The task:
Without the pictures, return each record as it appears.

Excerpted records:
↓↓↓
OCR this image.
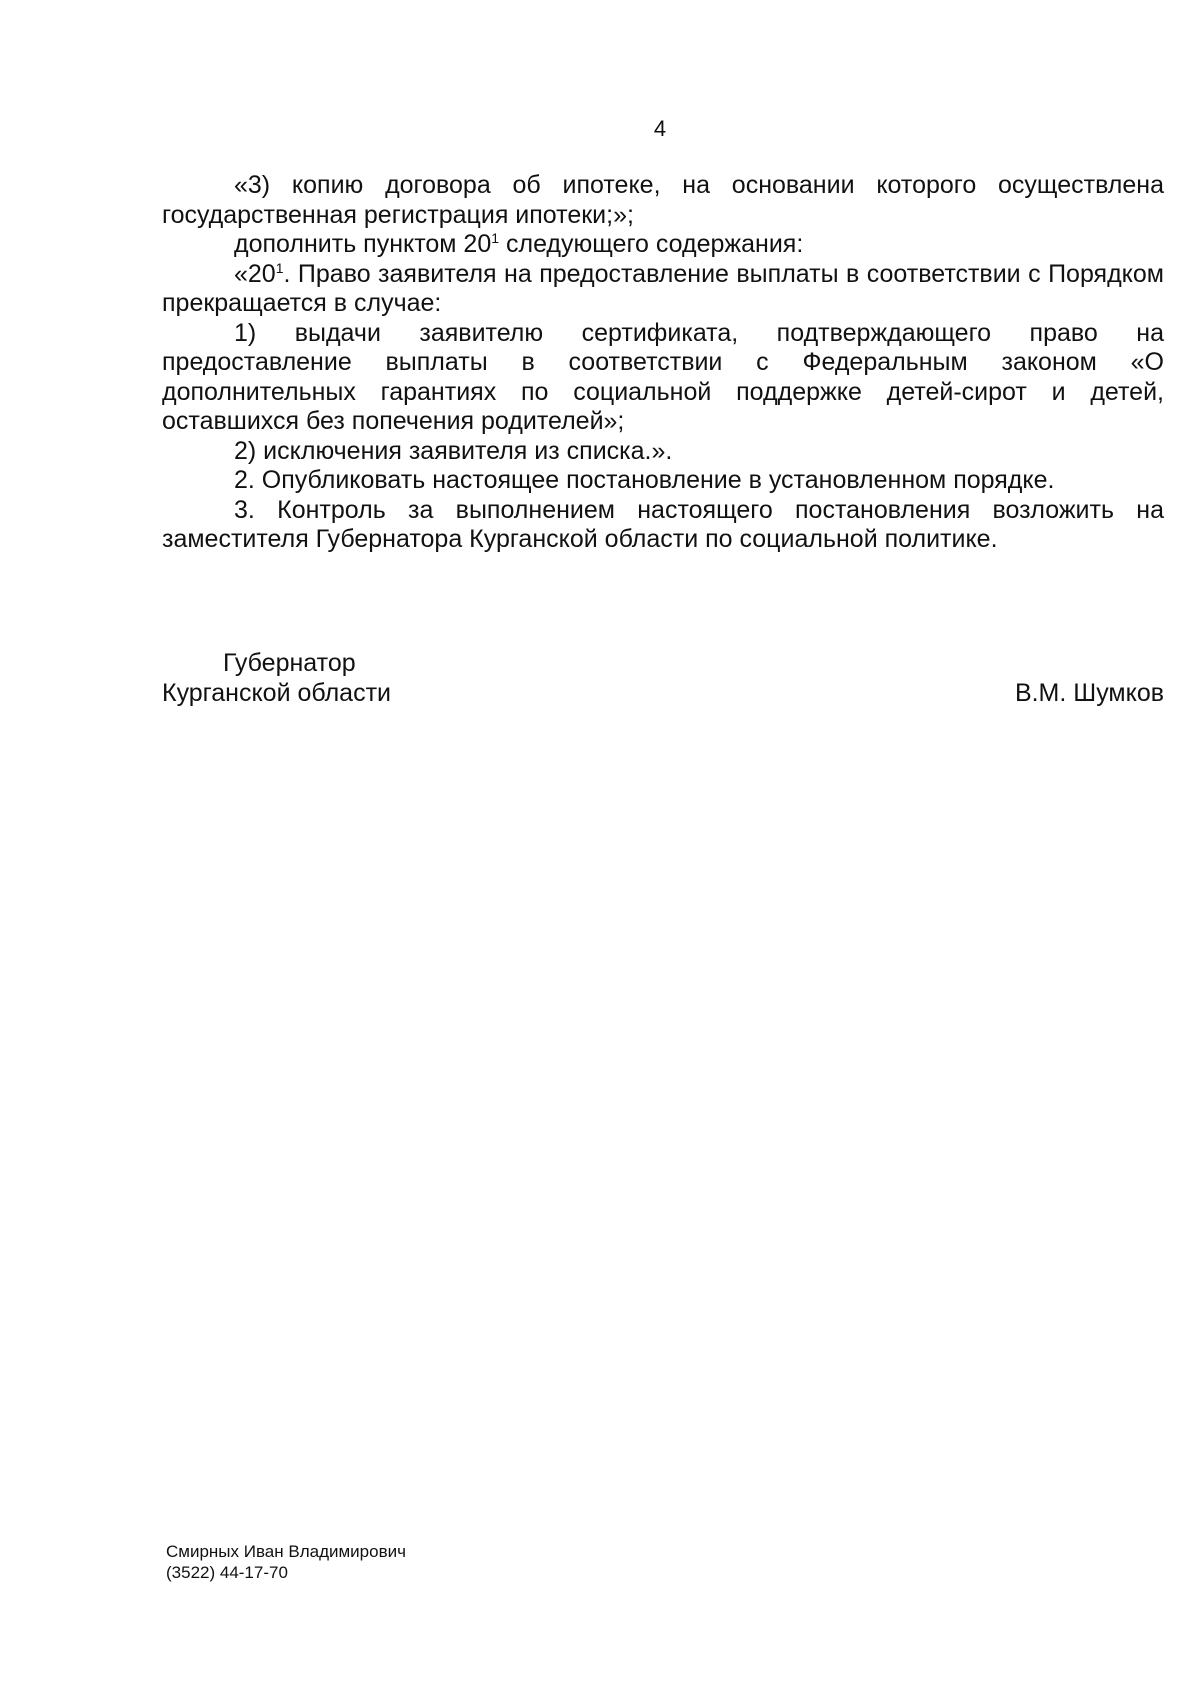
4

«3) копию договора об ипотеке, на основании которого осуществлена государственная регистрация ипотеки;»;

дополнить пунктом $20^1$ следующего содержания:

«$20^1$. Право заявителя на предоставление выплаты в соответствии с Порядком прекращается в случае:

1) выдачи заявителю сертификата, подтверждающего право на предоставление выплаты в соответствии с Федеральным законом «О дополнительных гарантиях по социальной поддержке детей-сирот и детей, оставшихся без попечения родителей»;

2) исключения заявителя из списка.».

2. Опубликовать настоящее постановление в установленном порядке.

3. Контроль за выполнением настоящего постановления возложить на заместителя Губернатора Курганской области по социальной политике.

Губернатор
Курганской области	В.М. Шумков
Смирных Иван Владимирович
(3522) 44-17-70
↑↑↑
Finished answer:
OCR this image.
4

«3) копию договора об ипотеке, на основании которого осуществлена государственная регистрация ипотеки;»;

дополнить пунктом $20^1$ следующего содержания:

«$20^1$. Право заявителя на предоставление выплаты в соответствии с Порядком прекращается в случае:

1) выдачи заявителю сертификата, подтверждающего право на предоставление выплаты в соответствии с Федеральным законом «О дополнительных гарантиях по социальной поддержке детей-сирот и детей, оставшихся без попечения родителей»;

2) исключения заявителя из списка.».

2. Опубликовать настоящее постановление в установленном порядке.

3. Контроль за выполнением настоящего постановления возложить на заместителя Губернатора Курганской области по социальной политике.

Губернатор
Курганской области	В.М. Шумков
Смирных Иван Владимирович
(3522) 44-17-70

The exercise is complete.